#### Excerpted records

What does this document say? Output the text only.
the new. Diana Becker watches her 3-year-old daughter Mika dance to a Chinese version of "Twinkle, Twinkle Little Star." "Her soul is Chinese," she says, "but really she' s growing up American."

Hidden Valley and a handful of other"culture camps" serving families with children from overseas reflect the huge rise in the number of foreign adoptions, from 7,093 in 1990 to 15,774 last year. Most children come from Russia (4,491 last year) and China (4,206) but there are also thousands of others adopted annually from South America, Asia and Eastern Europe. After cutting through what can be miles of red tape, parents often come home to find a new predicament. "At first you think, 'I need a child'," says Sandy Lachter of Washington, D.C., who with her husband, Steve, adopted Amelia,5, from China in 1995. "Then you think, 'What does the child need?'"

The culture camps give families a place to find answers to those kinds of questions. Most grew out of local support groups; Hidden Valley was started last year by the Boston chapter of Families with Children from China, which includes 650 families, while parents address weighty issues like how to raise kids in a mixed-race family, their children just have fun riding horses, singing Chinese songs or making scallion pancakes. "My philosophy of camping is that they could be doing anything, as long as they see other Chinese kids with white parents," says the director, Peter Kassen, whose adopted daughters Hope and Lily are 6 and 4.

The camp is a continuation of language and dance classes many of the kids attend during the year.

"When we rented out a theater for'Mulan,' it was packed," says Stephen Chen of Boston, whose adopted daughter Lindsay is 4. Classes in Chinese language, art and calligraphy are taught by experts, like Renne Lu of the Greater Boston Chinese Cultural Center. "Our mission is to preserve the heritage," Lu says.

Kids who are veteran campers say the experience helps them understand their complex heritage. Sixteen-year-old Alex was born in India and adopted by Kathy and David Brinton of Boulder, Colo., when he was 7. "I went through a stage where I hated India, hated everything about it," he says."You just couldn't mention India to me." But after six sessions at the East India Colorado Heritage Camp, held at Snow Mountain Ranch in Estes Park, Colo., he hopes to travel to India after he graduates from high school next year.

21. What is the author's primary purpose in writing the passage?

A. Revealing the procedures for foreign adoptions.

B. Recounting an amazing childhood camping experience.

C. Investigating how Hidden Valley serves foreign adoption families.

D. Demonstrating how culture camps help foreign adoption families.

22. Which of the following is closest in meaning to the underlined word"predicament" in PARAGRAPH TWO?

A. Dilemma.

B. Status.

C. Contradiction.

########

In the entries above, identify each line that includes the string "language", then copy it.

[Exercise output]
The camp is a continuation of language and dance classes many of the kids attend during the year.
"When we rented out a theater for'Mulan,' it was packed," says Stephen Chen of Boston, whose adopted daughter Lindsay is 4. Classes in Chinese language, art and calligraphy are taught by experts, like Renne Lu of the Greater Boston Chinese Cultural Center. "Our mission is to preserve the heritage," Lu says.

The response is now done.